§ Records to process:

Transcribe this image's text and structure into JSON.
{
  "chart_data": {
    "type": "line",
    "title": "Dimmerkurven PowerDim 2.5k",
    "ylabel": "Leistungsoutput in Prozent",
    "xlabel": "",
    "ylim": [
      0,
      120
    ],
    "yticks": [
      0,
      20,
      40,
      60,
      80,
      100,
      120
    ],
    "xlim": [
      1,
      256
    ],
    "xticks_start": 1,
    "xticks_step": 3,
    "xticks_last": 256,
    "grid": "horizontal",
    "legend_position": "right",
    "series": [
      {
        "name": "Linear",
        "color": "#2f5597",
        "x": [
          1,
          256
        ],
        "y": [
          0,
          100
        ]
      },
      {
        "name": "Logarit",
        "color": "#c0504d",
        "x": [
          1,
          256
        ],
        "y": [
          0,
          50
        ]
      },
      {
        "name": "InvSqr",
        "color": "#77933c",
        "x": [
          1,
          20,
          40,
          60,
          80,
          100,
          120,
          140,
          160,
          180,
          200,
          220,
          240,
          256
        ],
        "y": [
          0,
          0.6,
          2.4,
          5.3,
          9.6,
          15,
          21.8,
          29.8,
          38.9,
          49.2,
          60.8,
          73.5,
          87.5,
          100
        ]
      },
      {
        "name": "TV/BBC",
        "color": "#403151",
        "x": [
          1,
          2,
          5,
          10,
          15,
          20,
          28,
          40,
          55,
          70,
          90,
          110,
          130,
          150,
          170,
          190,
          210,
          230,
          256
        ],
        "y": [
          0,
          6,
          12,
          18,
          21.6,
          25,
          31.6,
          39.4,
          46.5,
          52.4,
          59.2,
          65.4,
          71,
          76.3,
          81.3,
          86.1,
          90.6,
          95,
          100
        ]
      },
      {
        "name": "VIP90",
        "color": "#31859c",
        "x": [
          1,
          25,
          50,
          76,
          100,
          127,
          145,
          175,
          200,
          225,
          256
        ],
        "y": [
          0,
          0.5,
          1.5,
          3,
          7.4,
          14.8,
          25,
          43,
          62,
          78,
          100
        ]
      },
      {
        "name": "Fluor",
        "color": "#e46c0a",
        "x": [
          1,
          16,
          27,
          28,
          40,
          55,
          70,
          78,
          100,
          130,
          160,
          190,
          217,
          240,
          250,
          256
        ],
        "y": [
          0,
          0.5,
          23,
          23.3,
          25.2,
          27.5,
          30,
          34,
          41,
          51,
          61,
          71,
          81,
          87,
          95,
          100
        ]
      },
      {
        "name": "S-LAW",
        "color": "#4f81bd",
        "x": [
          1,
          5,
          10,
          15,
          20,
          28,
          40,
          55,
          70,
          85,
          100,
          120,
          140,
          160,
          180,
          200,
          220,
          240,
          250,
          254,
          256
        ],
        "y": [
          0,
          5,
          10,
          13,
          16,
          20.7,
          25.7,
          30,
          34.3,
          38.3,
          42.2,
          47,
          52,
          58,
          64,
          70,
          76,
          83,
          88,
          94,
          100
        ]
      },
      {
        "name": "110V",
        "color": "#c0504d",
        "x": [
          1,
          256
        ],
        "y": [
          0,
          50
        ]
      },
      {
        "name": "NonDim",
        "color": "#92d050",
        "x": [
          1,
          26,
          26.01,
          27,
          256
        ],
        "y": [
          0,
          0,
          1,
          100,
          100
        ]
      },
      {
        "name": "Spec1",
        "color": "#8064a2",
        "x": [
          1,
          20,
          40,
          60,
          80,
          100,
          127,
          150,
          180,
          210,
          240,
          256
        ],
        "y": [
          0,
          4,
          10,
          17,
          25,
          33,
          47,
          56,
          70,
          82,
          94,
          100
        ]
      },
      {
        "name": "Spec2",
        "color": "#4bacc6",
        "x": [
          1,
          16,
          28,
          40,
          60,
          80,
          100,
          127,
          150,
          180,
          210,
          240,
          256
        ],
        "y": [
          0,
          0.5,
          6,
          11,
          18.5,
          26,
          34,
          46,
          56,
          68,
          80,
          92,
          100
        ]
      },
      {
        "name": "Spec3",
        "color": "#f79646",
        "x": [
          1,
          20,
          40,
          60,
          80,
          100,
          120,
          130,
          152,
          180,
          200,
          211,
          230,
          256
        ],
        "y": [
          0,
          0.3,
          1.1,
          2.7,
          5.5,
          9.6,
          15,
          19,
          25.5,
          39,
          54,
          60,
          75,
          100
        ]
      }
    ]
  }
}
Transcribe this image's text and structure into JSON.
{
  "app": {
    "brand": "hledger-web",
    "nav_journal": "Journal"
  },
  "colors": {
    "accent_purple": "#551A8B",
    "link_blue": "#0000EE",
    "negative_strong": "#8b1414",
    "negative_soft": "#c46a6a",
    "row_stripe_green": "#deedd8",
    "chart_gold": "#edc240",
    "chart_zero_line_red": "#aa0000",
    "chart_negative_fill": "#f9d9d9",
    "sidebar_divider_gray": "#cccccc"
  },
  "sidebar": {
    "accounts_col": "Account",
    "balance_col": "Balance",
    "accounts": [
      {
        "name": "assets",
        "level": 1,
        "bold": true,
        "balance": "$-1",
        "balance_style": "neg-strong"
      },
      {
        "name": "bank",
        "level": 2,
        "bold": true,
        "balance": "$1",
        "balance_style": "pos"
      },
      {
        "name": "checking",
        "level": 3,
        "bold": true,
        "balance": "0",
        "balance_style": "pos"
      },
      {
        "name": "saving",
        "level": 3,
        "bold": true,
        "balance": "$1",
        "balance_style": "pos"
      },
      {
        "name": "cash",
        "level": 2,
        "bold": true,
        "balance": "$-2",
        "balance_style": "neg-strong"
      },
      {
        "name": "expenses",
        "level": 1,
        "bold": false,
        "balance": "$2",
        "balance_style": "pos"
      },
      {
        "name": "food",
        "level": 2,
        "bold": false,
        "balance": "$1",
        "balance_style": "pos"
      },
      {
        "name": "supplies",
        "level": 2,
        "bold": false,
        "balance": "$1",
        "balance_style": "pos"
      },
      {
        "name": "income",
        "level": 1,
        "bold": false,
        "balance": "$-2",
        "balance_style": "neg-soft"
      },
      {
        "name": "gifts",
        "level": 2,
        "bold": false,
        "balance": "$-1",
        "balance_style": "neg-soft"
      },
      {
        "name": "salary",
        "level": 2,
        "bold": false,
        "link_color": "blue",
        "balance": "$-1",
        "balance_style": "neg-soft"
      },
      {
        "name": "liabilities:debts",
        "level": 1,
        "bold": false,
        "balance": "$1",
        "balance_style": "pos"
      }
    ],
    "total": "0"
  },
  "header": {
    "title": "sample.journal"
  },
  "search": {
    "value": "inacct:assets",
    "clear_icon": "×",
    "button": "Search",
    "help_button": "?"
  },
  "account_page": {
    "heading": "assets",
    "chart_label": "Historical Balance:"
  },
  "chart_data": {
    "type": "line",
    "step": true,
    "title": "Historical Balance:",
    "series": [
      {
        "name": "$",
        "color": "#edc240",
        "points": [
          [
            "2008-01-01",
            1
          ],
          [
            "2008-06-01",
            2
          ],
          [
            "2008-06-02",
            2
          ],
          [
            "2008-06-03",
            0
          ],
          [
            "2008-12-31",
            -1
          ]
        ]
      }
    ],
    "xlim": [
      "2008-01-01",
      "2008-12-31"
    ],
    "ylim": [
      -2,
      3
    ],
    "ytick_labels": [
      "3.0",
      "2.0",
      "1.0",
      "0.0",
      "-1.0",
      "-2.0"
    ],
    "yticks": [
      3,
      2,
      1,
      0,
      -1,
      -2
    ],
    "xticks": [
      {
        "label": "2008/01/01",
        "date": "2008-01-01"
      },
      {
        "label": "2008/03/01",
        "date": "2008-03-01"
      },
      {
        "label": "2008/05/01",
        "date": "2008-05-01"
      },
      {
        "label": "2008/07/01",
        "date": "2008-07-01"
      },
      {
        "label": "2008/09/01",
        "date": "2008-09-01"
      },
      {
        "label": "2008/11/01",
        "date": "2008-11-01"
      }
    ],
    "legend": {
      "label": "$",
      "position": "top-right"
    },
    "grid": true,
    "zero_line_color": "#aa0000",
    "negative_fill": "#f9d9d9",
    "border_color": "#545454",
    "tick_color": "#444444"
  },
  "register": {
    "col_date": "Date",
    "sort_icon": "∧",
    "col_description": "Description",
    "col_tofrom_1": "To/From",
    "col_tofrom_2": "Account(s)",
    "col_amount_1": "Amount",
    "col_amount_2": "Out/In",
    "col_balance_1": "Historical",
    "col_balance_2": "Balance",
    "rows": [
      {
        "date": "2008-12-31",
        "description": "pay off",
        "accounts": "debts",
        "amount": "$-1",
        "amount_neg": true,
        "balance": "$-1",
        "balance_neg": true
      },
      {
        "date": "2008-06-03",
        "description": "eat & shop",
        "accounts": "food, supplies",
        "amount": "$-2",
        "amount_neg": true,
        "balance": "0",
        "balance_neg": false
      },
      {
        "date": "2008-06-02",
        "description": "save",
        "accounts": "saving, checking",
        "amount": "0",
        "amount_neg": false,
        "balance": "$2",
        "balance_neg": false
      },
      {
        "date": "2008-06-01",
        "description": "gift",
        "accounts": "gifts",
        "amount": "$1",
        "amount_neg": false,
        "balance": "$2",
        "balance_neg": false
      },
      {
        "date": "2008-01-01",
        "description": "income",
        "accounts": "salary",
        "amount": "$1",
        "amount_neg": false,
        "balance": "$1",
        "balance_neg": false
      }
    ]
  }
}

§ Task objective: Among the entries above, how many lines hold the string "debts"? Respond with nothing but the number.

§ Answer to the problem: 2